[What is asked] Repeat each record exactly. Any picture gets left out.

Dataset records
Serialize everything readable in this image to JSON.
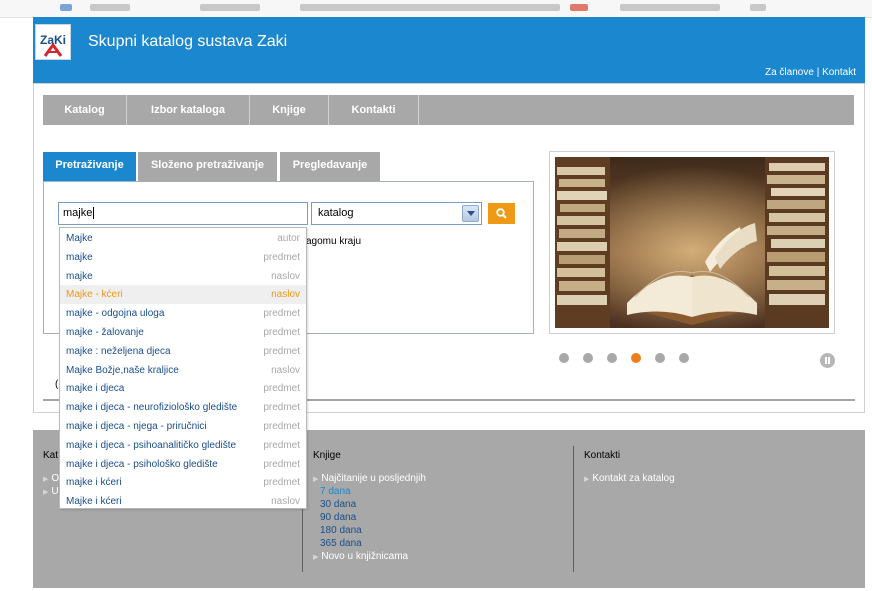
{
  "header": {
    "logo_text": "ZaKi",
    "site_title": "Skupni katalog sustava Zaki",
    "links": [
      "Za članove",
      "Kontakt"
    ],
    "link_separator": "|"
  },
  "nav": {
    "items": [
      "Katalog",
      "Izbor kataloga",
      "Knjige",
      "Kontakti"
    ]
  },
  "search": {
    "tabs": [
      "Pretraživanje",
      "Složeno pretraživanje",
      "Pregledavanje"
    ],
    "active_tab": "Pretraživanje",
    "query": "majke",
    "scope_selected": "katalog",
    "behind_text": "agomu kraju",
    "behind_paren": "("
  },
  "autocomplete": [
    {
      "label": "Majke",
      "type": "autor"
    },
    {
      "label": "majke",
      "type": "predmet"
    },
    {
      "label": "majke",
      "type": "naslov"
    },
    {
      "label": "Majke - kćeri",
      "type": "naslov",
      "highlighted": true
    },
    {
      "label": "majke - odgojna uloga",
      "type": "predmet"
    },
    {
      "label": "majke - žalovanje",
      "type": "predmet"
    },
    {
      "label": "majke : neželjena djeca",
      "type": "predmet"
    },
    {
      "label": "Majke Božje,naše kraljice",
      "type": "naslov"
    },
    {
      "label": "majke i djeca",
      "type": "predmet"
    },
    {
      "label": "majke i djeca - neurofiziološko gledište",
      "type": "predmet"
    },
    {
      "label": "majke i djeca - njega - priručnici",
      "type": "predmet"
    },
    {
      "label": "majke i djeca - psihoanalitičko gledište",
      "type": "predmet"
    },
    {
      "label": "majke i djeca - psihološko gledište",
      "type": "predmet"
    },
    {
      "label": "majke i kćeri",
      "type": "predmet"
    },
    {
      "label": "Majke i kćeri",
      "type": "naslov"
    }
  ],
  "slider": {
    "dot_count": 6,
    "active_dot": 4
  },
  "footer": {
    "col1": {
      "title": "Kat",
      "links": [
        "O",
        "U"
      ]
    },
    "col2": {
      "title": "Knjige",
      "most_read": "Najčitanije u posljednjih",
      "periods": [
        "7 dana",
        "30 dana",
        "90 dana",
        "180 dana",
        "365 dana"
      ],
      "new_in_libraries": "Novo u knjižnicama"
    },
    "col3": {
      "title": "Kontakti",
      "links": [
        "Kontakt za katalog"
      ]
    }
  },
  "colors": {
    "brand_blue": "#1a87cf",
    "nav_gray": "#a8a8a8",
    "accent_orange": "#ee9a17"
  }
}
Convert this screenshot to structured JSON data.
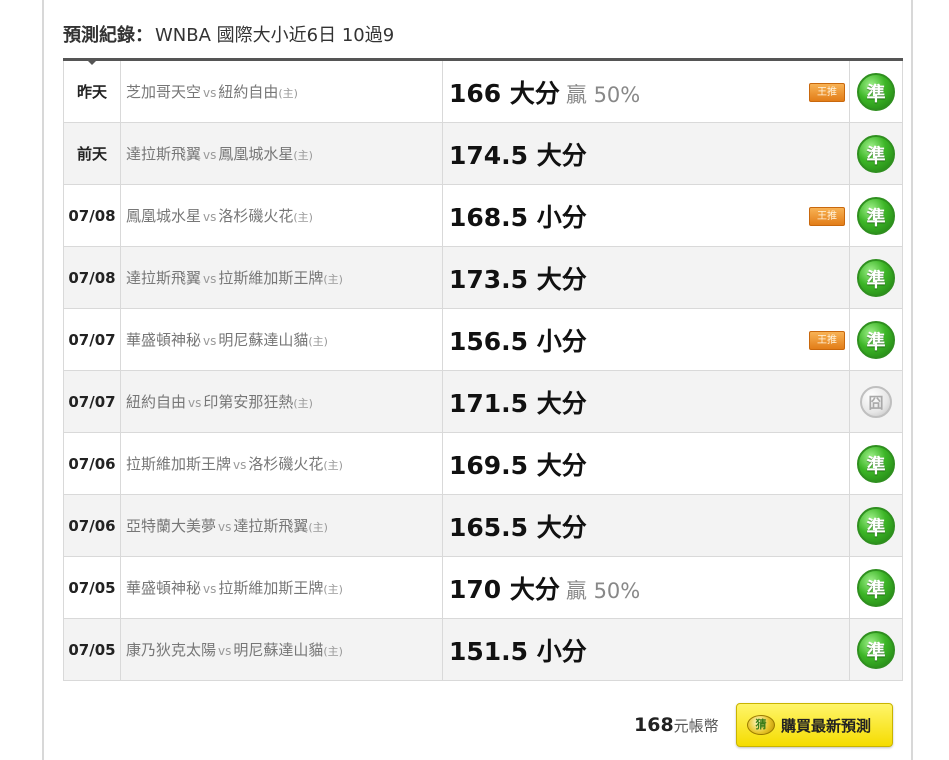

[Exercise answer]
Serialize everything readable in this image to JSON.
{
  "header": {
    "logo_text": "ZaKi",
    "site_title": "Skupni katalog sustava Zaki",
    "links": [
      "Za članove",
      "Kontakt"
    ],
    "link_separator": "|"
  },
  "nav": {
    "items": [
      "Katalog",
      "Izbor kataloga",
      "Knjige",
      "Kontakti"
    ]
  },
  "search": {
    "tabs": [
      "Pretraživanje",
      "Složeno pretraživanje",
      "Pregledavanje"
    ],
    "active_tab": "Pretraživanje",
    "query": "majke",
    "scope_selected": "katalog",
    "behind_text": "agomu kraju",
    "behind_paren": "("
  },
  "autocomplete": [
    {
      "label": "Majke",
      "type": "autor"
    },
    {
      "label": "majke",
      "type": "predmet"
    },
    {
      "label": "majke",
      "type": "naslov"
    },
    {
      "label": "Majke - kćeri",
      "type": "naslov",
      "highlighted": true
    },
    {
      "label": "majke - odgojna uloga",
      "type": "predmet"
    },
    {
      "label": "majke - žalovanje",
      "type": "predmet"
    },
    {
      "label": "majke : neželjena djeca",
      "type": "predmet"
    },
    {
      "label": "Majke Božje,naše kraljice",
      "type": "naslov"
    },
    {
      "label": "majke i djeca",
      "type": "predmet"
    },
    {
      "label": "majke i djeca - neurofiziološko gledište",
      "type": "predmet"
    },
    {
      "label": "majke i djeca - njega - priručnici",
      "type": "predmet"
    },
    {
      "label": "majke i djeca - psihoanalitičko gledište",
      "type": "predmet"
    },
    {
      "label": "majke i djeca - psihološko gledište",
      "type": "predmet"
    },
    {
      "label": "majke i kćeri",
      "type": "predmet"
    },
    {
      "label": "Majke i kćeri",
      "type": "naslov"
    }
  ],
  "slider": {
    "dot_count": 6,
    "active_dot": 4
  },
  "footer": {
    "col1": {
      "title": "Kat",
      "links": [
        "O",
        "U"
      ]
    },
    "col2": {
      "title": "Knjige",
      "most_read": "Najčitanije u posljednjih",
      "periods": [
        "7 dana",
        "30 dana",
        "90 dana",
        "180 dana",
        "365 dana"
      ],
      "new_in_libraries": "Novo u knjižnicama"
    },
    "col3": {
      "title": "Kontakti",
      "links": [
        "Kontakt za katalog"
      ]
    }
  },
  "colors": {
    "brand_blue": "#1a87cf",
    "nav_gray": "#a8a8a8",
    "accent_orange": "#ee9a17"
  }
}
Convert this screenshot to structured JSON data.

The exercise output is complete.